- [EXERCISE DIRECTIONS] Extend the patent passage on generating trained models for detecting anomalies in a subject's physical condition, beginning right after its last sentence.

- [PASSAGE FOR REVIEW]
/---

Accordingly, in the case where the chronic change in the physical condition has occurred in the subject, the trained model is switched to the second trained model, which is suitable for the change in the physical condition. Thus, it is possible to assist in detecting an anomaly in the subject with higher precision.

For example, a trained model generation method according to a tenth aspect is the trained model generation method according to any one of the first through ninth aspects, in which the first trained model may be continuously used when no difference exists between the first activity data and the second activity data.

Accordingly, by continuously using the first trained model, it is possible to assist in detecting an anomaly in the subject in the case where no chronic change in a physical condition has occurred in the subject. In addition, the model is not updated in the case where no chronic change in a physical condition has occurred. Thus, it is possible to reduce the load on a device that executes the trained model generation method.

A trained model generation device according to an eleventh aspect of the present disclosure is a device that generates a trained model that uses, as an input, a feature based on activity data on a subject and outputs an anomaly score indicating a degree of an anomaly in a physical condition of the subject. In the trained model generation device, a first trained model is a model that has been trained using first activity data on the subject, the first activity data being obtained during a first period in the past. The trained model generation device includes: an obtainer that obtains the first activity data on the subject and second activity data on the subject, the second activity data being obtained during a second period that is after the first period; a determiner that determines whether a difference exists between the first activity data and the second activity data; and a model updater that causes a second trained model to be generated using third activity data on the subject when a difference exists between the first activity data and the second activity data, the third activity data being obtained most recently. In addition, a recording medium according to a twelfth aspect of the present disclosure is a non-transitory computer-readable recording medium having recorded thereon a program for causing a computer to execute the trained model generation method according to any one of the first through tenth aspects.

Accordingly, it is possible to produce the same advantageous effects as those produced by the trained model generation method described above.

\---

- [EXCERPTED DATA]
/---

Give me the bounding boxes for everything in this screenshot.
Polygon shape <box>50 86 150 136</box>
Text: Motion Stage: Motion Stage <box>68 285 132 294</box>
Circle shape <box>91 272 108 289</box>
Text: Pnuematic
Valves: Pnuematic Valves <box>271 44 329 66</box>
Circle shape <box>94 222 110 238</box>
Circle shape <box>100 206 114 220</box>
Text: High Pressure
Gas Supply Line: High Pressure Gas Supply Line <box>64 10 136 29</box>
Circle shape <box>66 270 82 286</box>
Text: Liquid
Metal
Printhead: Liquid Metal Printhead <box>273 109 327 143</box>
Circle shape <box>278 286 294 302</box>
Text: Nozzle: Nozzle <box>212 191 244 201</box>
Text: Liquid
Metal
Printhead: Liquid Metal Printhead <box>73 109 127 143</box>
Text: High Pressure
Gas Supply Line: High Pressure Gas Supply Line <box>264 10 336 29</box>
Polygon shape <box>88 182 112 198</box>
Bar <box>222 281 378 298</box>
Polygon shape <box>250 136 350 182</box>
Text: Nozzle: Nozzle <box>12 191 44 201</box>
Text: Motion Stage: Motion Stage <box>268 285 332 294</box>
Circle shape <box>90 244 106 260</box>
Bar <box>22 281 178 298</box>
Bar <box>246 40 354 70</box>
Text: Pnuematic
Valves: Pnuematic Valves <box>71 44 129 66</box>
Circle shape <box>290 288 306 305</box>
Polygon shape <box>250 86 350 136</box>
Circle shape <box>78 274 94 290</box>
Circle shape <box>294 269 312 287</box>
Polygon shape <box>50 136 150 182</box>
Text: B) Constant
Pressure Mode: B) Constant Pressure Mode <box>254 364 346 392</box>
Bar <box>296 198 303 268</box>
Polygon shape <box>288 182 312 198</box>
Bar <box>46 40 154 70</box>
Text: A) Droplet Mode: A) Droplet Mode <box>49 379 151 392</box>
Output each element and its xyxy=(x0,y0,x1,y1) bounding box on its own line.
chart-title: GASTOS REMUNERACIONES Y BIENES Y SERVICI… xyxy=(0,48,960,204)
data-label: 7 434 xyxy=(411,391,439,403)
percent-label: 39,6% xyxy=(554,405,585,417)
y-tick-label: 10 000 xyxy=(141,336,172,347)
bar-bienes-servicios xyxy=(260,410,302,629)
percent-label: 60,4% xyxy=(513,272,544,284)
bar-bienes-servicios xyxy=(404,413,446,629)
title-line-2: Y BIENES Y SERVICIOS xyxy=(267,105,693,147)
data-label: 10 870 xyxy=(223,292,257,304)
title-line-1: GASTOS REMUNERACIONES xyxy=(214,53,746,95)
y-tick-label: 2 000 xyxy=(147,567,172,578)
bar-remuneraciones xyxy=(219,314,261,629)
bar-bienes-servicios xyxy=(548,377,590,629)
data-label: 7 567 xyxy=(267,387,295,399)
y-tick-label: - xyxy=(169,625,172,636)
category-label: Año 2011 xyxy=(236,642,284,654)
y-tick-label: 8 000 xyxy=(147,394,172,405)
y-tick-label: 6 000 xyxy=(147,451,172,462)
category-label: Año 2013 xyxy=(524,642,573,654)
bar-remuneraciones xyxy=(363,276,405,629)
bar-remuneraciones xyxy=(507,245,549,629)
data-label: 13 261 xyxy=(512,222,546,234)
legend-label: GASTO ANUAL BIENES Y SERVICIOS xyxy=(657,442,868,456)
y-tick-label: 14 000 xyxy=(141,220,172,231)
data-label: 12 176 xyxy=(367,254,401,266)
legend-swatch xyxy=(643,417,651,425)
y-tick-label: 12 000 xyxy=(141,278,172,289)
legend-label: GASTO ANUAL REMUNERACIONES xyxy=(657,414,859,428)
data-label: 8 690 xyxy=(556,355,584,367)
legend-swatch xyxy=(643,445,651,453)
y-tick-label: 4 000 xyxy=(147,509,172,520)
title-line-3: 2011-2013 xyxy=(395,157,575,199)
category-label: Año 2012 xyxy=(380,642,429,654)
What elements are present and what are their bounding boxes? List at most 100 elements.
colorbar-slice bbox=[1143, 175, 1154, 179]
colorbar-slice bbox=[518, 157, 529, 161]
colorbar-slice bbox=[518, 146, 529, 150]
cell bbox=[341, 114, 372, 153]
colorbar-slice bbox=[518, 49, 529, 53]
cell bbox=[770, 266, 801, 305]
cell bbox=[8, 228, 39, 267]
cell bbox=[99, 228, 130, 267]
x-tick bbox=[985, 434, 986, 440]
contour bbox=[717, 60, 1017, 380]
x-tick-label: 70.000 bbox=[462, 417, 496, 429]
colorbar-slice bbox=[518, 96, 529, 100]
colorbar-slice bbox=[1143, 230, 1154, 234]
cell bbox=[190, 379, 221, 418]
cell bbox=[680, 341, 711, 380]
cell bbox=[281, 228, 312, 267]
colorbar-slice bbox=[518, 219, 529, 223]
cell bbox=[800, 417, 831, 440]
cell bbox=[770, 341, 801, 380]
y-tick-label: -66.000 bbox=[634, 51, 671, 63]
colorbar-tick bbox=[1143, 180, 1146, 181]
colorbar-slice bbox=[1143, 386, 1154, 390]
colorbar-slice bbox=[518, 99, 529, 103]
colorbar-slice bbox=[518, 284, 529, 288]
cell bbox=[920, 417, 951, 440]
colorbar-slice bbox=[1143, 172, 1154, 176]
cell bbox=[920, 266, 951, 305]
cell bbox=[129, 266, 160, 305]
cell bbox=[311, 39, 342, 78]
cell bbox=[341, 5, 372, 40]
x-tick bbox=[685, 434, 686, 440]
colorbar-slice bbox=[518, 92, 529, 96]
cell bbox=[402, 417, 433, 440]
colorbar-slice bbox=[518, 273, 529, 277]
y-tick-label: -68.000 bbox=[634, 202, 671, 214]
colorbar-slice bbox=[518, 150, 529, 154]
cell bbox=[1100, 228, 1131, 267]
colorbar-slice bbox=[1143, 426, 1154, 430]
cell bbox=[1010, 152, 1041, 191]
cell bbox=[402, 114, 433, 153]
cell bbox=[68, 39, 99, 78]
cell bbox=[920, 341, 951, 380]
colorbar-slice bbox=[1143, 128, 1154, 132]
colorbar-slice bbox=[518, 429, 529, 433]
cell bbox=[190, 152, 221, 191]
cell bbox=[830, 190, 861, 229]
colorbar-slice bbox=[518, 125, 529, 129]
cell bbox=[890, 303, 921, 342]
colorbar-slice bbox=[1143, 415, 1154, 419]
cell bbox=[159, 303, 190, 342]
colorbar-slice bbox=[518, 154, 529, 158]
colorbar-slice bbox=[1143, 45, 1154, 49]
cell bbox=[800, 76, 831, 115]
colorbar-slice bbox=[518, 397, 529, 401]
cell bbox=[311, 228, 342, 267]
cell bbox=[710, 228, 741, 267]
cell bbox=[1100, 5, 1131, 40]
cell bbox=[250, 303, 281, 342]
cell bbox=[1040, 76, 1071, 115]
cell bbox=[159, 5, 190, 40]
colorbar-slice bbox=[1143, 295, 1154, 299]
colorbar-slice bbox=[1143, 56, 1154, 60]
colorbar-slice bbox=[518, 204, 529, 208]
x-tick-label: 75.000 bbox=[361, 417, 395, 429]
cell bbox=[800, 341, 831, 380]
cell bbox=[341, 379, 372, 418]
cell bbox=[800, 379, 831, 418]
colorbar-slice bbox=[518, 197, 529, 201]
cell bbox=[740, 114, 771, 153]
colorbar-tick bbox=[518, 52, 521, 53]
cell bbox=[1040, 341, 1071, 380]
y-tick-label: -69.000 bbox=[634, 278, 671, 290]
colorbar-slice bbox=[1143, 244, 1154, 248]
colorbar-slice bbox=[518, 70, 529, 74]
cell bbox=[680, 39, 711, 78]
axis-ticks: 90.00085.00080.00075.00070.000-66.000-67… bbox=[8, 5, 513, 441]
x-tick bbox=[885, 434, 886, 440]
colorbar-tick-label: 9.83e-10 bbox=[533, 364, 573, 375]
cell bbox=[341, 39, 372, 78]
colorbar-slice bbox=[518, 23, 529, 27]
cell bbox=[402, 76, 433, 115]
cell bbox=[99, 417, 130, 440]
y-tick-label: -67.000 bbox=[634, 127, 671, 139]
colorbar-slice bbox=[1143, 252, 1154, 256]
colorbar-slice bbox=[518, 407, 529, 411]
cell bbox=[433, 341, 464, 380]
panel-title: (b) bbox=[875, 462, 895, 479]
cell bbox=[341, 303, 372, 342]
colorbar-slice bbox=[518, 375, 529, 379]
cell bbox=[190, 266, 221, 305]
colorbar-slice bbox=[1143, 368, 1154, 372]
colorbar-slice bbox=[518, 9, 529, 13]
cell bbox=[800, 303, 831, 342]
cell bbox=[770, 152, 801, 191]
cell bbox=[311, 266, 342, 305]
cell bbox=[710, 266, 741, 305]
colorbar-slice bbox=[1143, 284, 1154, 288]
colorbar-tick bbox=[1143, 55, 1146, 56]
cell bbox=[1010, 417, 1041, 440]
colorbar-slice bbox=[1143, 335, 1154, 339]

\---

- [EXERCISE ANSWER]
Note that these general and specific aspects may be implemented using a system, a method, an integrated circuit, a computer program, or a non-transitory computer-readable recording medium such as a compact disc read-only memory (CD-ROM), or any combination of systems, methods, integrated circuits, computer programs, or recording media. The program(s) may be stored in a recording medium in advance or may be supplied to a recording medium via a wide area communication network including the Internet, for example.

Hereinafter, exemplary embodiments will be specifically described with reference to the drawings.

Note that each of the exemplary embodiments described below shows a general or specific example. The numerical values, constituent elements, the arrangement and connection of the constituent elements, steps, the processing order of the steps etc. shown in the following exemplary embodiments are mere examples, and therefore do not intend to limit the present disclosure. Among the constituent elements in the following exemplary embodiments, those not recited in any one of the independent claims will be described as optional constituent elements.

The drawings are represented schematically and are not necessarily precise illustrations. Thus, the scales, for example, are not necessarily consistent from drawing to drawing. In the drawings, constituent elements that are substantially the same are given the same reference signs, and redundant descriptions will be omitted or simplified.

In the present specification, numerical values and numerical value ranges do not express the strict meanings only, but also include substantially equivalent ranges, e.g., differences of several percent (or about 10%).